__EXERCISE__
Show, in full, each line of the data that contains "Copyright".

__LISTED RECORDS__
= Beginning of Section =
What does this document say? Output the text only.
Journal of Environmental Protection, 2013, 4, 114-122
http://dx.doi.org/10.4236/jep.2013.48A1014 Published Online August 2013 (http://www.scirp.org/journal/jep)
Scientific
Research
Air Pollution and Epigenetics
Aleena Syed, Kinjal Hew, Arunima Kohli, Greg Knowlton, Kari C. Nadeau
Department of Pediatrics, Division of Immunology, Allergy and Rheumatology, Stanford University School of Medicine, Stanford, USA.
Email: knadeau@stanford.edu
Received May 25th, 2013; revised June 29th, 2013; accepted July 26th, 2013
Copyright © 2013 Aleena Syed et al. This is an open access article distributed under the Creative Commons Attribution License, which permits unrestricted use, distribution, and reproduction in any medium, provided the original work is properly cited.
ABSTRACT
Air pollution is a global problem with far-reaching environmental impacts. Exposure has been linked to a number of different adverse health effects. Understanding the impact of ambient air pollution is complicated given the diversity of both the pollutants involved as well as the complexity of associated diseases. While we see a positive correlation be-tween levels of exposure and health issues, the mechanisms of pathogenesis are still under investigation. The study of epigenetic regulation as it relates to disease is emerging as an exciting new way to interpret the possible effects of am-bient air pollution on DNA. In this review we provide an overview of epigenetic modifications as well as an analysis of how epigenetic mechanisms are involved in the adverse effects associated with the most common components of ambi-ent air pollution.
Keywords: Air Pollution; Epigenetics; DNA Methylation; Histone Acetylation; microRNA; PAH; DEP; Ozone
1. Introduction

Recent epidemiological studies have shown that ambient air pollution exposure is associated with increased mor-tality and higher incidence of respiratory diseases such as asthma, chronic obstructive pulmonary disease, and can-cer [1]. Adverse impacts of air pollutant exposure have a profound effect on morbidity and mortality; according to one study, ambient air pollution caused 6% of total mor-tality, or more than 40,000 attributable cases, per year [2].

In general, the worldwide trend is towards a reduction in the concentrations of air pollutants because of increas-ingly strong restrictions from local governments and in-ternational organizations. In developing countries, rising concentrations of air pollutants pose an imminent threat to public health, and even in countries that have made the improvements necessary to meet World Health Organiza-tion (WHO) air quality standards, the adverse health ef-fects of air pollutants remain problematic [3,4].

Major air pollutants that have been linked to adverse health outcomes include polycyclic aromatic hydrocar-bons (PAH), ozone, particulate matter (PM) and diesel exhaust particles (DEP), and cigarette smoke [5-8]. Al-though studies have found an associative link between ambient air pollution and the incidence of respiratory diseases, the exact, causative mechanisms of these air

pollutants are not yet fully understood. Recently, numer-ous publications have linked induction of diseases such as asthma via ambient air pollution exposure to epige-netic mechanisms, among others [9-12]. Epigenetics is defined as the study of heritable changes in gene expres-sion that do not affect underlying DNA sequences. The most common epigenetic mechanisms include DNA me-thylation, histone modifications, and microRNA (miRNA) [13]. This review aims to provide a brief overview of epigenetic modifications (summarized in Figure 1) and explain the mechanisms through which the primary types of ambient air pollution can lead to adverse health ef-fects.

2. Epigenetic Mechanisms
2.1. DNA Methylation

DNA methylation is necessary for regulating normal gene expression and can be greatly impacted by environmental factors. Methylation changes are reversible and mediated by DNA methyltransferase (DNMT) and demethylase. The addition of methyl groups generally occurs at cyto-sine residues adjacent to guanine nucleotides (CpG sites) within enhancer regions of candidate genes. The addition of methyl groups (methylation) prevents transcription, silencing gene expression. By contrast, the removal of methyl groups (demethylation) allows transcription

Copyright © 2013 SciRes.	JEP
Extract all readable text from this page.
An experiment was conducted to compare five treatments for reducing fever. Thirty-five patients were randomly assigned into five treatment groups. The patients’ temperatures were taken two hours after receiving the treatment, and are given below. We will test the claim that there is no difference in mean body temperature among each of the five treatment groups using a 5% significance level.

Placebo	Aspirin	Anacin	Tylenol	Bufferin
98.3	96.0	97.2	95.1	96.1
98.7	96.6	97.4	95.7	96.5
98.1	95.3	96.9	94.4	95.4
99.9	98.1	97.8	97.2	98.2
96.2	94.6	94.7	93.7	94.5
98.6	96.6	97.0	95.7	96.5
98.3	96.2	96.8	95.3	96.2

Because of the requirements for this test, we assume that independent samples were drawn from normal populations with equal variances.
= End of Section =
__WORKED SOLUTION__
Copyright © 2013 Aleena Syed et al. This is an open access article distributed under the Creative Commons Attribution License, which permits unrestricted use, distribution, and reproduction in any medium, provided the original work is properly cited.
Copyright © 2013 SciRes.	JEP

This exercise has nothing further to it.